▸ What you have to do
From the entries that follow, extract each line holding the string "July".

▸ Input for this task

↓

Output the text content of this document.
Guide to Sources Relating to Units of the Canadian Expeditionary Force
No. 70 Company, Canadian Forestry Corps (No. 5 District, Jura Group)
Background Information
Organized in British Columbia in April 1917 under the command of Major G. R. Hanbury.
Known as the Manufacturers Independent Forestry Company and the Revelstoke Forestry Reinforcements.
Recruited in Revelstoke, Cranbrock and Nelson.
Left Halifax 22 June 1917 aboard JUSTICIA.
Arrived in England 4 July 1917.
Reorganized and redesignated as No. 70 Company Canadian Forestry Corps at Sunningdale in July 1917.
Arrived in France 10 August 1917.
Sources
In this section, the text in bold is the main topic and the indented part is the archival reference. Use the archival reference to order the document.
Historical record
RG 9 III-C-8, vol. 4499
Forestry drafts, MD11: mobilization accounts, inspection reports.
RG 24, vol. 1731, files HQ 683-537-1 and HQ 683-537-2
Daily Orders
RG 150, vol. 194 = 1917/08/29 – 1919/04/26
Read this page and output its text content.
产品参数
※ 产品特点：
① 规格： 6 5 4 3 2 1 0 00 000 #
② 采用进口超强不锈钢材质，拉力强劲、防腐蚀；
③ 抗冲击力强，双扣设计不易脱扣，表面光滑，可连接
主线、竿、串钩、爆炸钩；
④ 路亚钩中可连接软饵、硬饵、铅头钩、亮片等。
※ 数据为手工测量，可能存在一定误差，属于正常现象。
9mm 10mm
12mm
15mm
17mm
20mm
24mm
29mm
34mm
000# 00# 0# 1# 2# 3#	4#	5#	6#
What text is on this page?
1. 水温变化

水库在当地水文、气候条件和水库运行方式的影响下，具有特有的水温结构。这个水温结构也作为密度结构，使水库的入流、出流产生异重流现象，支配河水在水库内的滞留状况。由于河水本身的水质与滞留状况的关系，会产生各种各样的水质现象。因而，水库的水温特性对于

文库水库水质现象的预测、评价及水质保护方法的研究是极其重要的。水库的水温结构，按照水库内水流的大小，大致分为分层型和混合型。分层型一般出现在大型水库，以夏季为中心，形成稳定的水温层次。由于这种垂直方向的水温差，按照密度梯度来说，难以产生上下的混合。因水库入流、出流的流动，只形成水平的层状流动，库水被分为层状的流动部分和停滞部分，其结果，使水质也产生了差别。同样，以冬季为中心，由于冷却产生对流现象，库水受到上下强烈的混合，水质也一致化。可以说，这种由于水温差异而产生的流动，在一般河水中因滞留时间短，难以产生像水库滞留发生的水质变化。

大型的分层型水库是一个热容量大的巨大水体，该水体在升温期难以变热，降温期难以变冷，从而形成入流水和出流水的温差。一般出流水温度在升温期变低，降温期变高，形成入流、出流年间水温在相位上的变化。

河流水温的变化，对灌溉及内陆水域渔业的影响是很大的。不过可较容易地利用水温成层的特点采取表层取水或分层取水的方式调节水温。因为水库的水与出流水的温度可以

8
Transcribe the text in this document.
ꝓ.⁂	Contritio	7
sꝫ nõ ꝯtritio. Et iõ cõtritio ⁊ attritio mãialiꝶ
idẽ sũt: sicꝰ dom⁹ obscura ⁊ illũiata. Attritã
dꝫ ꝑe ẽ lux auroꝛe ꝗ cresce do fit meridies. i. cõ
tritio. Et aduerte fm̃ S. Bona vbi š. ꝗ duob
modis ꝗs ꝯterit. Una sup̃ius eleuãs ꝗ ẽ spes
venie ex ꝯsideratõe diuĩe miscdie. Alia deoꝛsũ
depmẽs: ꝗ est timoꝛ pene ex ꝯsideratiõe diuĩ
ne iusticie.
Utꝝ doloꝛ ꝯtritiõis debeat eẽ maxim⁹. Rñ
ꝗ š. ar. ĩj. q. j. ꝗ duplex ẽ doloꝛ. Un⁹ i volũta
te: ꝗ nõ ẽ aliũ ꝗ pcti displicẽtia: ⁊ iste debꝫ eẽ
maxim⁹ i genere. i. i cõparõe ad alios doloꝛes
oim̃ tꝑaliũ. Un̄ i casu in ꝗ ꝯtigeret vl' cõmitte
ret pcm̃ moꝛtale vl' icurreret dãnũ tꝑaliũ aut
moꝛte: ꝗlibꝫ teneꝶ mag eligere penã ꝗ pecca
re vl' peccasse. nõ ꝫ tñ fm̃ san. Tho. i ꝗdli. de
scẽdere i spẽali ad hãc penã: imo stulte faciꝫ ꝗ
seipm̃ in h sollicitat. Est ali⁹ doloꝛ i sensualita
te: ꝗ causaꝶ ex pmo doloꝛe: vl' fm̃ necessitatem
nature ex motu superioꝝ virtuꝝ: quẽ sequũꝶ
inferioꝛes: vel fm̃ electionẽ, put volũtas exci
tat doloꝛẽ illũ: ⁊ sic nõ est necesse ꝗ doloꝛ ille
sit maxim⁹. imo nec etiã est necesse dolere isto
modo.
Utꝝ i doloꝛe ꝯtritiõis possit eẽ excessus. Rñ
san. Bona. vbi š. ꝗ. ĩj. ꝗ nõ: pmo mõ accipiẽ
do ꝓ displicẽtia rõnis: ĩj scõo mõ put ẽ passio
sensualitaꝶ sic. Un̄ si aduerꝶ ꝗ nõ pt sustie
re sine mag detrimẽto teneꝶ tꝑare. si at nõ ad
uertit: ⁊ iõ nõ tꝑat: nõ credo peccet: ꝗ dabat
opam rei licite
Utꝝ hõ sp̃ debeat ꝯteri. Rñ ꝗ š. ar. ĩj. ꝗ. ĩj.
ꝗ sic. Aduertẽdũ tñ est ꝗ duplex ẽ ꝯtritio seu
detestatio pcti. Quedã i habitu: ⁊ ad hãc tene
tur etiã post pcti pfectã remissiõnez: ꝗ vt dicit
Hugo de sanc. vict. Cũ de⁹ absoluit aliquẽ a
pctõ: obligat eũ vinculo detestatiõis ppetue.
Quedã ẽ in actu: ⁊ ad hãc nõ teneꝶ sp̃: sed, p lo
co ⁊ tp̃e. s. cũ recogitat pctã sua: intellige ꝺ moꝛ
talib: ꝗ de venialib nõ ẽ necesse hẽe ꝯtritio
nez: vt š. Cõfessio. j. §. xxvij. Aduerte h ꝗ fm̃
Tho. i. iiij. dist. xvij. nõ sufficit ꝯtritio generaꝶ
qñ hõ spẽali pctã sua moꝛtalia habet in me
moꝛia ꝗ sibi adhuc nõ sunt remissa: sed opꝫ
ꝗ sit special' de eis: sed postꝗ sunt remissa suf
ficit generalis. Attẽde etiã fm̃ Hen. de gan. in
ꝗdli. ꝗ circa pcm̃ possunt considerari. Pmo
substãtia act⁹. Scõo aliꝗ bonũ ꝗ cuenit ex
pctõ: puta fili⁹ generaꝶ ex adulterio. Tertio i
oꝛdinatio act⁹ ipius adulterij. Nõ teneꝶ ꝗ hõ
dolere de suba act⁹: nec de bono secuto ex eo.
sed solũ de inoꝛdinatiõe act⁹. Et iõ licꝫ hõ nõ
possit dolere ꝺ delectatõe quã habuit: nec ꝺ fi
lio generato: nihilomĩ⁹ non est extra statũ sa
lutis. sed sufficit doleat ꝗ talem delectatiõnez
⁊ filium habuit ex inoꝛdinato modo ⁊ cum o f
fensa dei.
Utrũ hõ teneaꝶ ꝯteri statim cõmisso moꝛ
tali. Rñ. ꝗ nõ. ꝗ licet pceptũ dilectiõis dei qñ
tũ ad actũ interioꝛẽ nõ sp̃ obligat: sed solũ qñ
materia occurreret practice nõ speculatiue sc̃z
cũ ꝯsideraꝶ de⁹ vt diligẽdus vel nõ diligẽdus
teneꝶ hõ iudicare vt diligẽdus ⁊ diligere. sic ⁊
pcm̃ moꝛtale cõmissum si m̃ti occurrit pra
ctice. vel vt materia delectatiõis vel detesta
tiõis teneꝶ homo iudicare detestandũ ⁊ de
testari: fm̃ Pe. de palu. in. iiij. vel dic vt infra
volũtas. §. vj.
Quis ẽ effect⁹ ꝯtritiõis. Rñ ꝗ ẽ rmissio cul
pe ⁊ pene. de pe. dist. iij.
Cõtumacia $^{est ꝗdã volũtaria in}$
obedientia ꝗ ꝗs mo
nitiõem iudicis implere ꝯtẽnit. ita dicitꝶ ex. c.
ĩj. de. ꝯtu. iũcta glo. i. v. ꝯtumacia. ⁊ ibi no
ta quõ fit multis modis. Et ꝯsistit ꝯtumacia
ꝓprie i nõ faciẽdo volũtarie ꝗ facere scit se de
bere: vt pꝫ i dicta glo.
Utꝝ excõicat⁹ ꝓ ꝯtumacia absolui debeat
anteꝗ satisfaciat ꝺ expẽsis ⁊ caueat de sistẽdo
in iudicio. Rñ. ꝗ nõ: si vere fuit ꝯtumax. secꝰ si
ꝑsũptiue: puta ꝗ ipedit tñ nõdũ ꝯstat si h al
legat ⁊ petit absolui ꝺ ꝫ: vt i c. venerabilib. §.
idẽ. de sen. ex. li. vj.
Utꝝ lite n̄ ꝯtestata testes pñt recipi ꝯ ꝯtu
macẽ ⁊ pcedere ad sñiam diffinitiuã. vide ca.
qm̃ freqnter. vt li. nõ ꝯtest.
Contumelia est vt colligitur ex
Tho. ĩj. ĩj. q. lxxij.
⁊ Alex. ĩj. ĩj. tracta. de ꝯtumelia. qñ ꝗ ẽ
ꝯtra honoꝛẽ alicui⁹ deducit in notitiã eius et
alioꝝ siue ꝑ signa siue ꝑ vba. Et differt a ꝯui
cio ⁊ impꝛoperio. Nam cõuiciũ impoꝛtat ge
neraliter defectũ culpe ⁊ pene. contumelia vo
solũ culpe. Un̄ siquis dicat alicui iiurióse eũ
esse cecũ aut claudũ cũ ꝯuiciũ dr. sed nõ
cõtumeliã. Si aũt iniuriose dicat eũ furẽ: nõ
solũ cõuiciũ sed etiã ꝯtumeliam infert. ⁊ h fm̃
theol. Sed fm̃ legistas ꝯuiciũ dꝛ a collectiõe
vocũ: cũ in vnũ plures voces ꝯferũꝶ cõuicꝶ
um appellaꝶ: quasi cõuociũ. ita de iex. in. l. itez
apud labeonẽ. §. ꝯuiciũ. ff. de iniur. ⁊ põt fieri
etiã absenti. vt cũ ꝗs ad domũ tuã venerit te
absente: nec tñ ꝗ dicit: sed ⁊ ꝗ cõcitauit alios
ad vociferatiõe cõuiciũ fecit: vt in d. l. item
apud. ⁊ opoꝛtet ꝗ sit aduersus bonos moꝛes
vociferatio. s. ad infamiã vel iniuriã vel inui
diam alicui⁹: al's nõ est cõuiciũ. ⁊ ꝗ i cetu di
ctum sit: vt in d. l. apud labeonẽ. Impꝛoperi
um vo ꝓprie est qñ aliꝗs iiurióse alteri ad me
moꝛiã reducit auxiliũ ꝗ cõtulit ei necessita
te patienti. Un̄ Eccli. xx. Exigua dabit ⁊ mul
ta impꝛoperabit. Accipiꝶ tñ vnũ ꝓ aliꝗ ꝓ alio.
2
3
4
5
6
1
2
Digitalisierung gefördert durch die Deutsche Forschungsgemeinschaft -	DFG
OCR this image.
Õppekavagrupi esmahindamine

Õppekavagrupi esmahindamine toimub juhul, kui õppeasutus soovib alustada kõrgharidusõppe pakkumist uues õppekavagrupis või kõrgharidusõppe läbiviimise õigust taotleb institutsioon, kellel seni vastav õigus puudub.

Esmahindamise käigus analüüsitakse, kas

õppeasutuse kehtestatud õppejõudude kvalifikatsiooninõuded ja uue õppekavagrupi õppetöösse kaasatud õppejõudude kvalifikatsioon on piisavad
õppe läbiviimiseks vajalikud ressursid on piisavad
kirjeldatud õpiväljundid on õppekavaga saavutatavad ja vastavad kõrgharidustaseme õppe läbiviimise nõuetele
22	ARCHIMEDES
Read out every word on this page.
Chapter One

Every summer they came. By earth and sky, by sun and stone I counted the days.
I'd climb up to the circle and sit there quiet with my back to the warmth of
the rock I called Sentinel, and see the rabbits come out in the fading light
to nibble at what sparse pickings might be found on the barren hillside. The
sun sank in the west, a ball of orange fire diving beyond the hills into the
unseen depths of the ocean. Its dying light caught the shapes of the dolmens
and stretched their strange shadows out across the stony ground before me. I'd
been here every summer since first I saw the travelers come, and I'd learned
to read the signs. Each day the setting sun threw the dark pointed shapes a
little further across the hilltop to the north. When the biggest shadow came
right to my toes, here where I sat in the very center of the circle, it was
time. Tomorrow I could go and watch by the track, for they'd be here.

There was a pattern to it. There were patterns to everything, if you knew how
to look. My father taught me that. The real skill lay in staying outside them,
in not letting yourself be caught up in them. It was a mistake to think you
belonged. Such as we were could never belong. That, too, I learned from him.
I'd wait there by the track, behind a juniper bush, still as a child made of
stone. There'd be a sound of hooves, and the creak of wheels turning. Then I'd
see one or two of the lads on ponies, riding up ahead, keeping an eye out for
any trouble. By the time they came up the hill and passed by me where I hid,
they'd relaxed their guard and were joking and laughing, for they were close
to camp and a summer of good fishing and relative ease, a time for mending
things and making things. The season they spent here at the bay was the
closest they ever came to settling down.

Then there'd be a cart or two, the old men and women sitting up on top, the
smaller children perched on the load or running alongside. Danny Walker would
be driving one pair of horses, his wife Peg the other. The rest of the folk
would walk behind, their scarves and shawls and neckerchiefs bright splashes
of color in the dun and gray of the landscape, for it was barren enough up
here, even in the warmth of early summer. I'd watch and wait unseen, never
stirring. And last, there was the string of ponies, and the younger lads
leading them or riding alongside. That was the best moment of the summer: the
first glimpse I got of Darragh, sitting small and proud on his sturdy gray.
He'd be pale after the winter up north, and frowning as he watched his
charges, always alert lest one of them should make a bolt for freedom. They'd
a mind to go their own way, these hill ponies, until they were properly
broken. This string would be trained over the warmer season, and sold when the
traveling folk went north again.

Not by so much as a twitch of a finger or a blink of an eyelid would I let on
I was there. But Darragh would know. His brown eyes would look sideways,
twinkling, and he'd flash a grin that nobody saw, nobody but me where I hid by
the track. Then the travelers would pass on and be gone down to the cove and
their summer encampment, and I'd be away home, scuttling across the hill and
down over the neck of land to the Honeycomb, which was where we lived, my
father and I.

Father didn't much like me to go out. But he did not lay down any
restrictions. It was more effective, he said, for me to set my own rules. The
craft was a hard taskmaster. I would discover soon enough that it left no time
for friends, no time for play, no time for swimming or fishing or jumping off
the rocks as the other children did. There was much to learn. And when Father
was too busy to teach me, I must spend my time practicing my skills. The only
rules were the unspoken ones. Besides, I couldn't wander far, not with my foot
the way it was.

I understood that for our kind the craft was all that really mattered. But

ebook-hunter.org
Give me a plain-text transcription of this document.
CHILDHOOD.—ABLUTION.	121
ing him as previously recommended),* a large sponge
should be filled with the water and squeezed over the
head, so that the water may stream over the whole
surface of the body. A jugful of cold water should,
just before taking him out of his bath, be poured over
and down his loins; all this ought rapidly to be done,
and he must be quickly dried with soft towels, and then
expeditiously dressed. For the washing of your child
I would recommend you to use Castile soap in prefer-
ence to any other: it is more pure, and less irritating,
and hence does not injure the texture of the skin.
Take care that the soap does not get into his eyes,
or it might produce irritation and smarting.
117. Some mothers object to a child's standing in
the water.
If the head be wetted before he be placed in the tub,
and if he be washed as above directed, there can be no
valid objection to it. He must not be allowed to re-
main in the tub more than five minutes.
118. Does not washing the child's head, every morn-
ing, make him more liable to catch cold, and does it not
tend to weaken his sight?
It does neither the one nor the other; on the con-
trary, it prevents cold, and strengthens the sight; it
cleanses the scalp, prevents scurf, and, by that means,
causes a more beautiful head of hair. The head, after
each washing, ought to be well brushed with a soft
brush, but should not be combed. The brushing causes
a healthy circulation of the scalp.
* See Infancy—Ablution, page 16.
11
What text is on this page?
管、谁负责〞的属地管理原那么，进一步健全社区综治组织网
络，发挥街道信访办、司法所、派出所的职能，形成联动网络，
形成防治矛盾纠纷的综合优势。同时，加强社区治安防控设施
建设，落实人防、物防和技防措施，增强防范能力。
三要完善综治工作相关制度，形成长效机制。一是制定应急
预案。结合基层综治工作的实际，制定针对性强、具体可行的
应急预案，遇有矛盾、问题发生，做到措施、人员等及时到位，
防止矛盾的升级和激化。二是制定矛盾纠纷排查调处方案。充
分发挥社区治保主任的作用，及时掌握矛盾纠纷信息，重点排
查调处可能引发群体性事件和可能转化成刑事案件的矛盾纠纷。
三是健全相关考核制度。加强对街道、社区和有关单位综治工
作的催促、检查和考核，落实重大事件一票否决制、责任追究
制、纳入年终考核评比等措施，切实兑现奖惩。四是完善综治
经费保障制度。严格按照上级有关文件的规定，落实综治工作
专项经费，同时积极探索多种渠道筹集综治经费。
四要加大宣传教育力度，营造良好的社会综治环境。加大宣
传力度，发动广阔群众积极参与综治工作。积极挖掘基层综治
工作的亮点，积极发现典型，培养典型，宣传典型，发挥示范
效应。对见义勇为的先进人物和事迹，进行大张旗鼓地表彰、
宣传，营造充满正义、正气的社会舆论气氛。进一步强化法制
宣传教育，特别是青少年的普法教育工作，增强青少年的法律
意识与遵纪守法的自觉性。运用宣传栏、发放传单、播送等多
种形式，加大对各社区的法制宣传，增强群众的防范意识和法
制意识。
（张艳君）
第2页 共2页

↑

▸ Result of this exercise
Arrived in England 4 July 1917.
Reorganized and redesignated as No. 70 Company Canadian Forestry Corps at Sunningdale in July 1917.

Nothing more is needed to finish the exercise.